== INPUT RECORDS ==
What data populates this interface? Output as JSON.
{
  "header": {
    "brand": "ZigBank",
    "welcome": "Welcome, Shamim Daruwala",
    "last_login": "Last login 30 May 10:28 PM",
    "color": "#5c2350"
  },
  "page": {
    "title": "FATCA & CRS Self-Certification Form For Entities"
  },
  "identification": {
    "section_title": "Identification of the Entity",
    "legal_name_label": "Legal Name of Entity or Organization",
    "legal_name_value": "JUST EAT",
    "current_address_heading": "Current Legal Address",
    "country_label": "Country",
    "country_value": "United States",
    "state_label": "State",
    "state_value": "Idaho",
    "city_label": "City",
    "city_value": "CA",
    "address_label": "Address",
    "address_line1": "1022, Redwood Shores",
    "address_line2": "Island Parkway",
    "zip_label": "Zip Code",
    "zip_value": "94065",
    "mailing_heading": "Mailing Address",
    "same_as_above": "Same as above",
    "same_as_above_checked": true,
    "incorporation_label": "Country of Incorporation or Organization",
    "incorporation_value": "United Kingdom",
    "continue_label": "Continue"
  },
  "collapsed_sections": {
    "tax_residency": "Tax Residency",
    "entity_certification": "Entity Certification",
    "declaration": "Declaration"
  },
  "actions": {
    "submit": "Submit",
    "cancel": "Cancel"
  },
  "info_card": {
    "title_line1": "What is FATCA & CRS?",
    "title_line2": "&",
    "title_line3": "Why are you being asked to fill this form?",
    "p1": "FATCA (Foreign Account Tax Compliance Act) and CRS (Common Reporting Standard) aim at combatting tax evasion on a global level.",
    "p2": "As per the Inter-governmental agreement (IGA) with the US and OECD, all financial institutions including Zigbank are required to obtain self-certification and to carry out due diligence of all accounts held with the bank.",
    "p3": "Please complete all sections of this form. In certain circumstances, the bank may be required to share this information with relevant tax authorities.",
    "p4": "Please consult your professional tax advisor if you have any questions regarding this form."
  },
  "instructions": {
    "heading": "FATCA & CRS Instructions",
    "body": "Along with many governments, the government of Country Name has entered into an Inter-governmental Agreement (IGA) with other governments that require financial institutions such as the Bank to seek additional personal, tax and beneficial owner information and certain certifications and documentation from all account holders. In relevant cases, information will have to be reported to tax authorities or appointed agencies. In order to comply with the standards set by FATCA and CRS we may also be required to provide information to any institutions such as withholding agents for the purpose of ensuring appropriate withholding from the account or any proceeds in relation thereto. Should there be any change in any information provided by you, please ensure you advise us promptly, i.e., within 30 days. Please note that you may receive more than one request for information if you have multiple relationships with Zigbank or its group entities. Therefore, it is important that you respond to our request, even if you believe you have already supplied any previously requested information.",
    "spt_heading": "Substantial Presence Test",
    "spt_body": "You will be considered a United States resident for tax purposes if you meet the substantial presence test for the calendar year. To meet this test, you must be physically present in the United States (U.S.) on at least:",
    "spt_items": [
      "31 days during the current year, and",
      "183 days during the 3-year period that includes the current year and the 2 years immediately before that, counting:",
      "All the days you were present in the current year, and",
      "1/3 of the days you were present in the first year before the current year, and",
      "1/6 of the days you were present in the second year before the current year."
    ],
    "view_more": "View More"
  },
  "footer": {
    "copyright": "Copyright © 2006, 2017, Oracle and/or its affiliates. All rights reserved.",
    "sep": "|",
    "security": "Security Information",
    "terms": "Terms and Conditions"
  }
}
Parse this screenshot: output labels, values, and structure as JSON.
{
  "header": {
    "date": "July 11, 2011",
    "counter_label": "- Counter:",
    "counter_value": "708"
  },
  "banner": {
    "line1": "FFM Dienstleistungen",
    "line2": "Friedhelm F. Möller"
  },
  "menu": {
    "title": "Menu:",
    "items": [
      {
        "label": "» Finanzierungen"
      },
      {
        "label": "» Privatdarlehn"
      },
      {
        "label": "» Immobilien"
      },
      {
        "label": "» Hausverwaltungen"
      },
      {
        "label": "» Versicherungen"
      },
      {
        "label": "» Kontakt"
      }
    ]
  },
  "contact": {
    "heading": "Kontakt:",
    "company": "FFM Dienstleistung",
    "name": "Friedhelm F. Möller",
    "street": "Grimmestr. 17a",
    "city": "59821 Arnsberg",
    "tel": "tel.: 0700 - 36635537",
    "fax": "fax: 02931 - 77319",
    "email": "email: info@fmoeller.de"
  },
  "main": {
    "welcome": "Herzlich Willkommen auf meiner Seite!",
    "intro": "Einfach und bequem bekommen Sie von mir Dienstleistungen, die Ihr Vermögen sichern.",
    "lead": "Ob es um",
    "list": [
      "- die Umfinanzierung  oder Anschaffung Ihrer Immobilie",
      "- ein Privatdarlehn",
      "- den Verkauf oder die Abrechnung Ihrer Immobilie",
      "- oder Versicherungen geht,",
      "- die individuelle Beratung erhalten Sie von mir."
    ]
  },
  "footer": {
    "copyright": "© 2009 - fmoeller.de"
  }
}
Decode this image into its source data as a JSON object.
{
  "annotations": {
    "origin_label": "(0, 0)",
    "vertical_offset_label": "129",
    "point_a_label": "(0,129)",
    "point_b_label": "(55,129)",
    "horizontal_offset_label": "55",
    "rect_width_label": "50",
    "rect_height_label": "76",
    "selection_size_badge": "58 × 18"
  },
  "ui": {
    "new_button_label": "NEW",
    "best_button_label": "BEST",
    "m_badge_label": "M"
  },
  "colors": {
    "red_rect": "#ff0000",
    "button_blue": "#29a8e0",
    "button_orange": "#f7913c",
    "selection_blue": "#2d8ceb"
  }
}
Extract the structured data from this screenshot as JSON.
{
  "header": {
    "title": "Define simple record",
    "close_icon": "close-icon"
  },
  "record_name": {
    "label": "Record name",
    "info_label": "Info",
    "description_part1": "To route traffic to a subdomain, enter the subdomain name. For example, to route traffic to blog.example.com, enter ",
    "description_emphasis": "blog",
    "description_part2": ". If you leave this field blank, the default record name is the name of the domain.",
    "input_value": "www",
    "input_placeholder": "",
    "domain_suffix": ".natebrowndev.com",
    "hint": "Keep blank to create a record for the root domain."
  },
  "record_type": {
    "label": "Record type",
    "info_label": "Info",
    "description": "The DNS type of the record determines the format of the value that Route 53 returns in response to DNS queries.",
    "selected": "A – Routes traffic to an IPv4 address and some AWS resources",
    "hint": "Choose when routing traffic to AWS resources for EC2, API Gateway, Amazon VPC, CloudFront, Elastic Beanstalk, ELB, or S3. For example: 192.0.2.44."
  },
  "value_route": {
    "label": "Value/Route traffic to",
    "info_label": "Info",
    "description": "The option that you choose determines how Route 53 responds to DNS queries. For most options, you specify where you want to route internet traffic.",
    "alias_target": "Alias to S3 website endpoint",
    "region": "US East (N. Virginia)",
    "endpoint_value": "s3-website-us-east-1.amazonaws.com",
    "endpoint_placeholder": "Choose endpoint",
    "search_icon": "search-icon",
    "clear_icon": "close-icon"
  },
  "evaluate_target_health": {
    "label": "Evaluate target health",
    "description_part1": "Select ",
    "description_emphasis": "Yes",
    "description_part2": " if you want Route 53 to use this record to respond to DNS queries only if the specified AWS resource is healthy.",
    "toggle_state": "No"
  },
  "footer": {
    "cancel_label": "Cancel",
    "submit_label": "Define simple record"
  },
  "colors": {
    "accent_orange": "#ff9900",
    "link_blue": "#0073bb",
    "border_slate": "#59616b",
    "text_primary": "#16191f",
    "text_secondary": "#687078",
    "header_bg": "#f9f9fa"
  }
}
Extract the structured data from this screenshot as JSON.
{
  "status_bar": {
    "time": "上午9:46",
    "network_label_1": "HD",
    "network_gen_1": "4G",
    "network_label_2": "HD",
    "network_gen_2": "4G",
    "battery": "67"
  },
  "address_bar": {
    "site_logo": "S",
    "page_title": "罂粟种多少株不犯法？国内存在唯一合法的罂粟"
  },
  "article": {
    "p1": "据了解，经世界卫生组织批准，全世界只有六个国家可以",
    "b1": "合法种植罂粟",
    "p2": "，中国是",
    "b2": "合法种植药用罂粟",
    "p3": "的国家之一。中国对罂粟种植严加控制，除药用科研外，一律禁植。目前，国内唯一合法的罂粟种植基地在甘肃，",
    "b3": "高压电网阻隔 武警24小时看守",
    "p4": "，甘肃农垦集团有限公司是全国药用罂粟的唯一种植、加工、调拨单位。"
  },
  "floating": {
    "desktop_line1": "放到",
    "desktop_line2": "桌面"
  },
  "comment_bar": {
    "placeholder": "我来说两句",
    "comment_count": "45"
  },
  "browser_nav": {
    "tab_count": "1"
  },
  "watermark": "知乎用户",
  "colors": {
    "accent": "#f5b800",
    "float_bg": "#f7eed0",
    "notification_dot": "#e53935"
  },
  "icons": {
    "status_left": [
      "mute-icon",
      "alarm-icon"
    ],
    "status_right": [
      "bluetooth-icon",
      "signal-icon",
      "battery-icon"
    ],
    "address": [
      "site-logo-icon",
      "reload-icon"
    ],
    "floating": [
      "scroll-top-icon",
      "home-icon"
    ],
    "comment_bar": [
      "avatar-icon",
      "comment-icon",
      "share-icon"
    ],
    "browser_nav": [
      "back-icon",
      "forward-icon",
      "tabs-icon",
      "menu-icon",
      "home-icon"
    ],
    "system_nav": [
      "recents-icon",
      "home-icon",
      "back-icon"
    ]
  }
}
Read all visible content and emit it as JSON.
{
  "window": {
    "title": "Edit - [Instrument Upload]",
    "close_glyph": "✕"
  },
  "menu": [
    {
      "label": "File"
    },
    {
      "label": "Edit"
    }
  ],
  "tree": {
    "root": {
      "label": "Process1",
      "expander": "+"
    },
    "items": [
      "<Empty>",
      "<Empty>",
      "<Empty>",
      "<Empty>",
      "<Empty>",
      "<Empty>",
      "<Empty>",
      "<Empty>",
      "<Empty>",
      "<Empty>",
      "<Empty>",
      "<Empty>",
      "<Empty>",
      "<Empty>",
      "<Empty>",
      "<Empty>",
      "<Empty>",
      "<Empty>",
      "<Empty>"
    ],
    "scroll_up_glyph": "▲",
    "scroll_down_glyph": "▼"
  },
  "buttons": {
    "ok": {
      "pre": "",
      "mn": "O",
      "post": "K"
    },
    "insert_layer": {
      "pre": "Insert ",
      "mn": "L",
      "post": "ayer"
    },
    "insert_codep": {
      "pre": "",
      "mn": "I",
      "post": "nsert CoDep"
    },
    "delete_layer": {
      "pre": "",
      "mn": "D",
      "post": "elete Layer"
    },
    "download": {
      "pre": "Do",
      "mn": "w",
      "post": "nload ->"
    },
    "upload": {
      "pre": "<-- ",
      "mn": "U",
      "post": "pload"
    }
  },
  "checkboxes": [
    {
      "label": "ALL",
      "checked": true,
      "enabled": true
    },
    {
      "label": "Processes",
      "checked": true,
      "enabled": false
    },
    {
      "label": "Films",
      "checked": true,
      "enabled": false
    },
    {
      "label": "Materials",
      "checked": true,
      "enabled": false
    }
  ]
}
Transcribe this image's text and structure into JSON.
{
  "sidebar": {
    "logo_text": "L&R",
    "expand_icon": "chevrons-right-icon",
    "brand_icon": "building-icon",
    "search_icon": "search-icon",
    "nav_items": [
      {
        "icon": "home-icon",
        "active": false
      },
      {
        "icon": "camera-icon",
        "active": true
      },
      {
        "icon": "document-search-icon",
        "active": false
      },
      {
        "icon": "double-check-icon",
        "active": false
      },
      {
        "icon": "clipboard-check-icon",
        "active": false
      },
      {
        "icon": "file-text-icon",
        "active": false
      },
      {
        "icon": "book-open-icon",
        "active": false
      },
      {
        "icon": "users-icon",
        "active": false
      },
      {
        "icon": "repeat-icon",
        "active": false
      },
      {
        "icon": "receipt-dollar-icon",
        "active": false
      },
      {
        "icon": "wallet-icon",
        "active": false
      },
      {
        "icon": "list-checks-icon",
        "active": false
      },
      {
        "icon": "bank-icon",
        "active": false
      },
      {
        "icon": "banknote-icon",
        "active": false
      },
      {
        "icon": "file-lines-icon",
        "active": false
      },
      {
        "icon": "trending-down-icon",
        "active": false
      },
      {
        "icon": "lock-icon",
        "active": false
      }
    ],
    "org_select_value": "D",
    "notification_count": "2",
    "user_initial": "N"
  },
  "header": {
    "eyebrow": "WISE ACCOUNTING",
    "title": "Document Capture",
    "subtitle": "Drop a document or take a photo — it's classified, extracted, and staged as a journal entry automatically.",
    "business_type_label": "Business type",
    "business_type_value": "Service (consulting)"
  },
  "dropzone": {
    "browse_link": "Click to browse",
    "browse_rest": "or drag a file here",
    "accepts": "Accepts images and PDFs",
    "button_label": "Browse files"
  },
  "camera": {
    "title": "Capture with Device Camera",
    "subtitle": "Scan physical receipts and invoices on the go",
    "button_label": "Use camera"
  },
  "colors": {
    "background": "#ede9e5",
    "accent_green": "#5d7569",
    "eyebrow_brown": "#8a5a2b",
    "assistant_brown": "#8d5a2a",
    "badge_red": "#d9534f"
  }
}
===
• [SET EXERCISE]:
Looking back at the lines above, state how many contain the word "Dienstleistungen", and supply nothing besides the number.

• [REPLY TO THE EXERCISE]:
2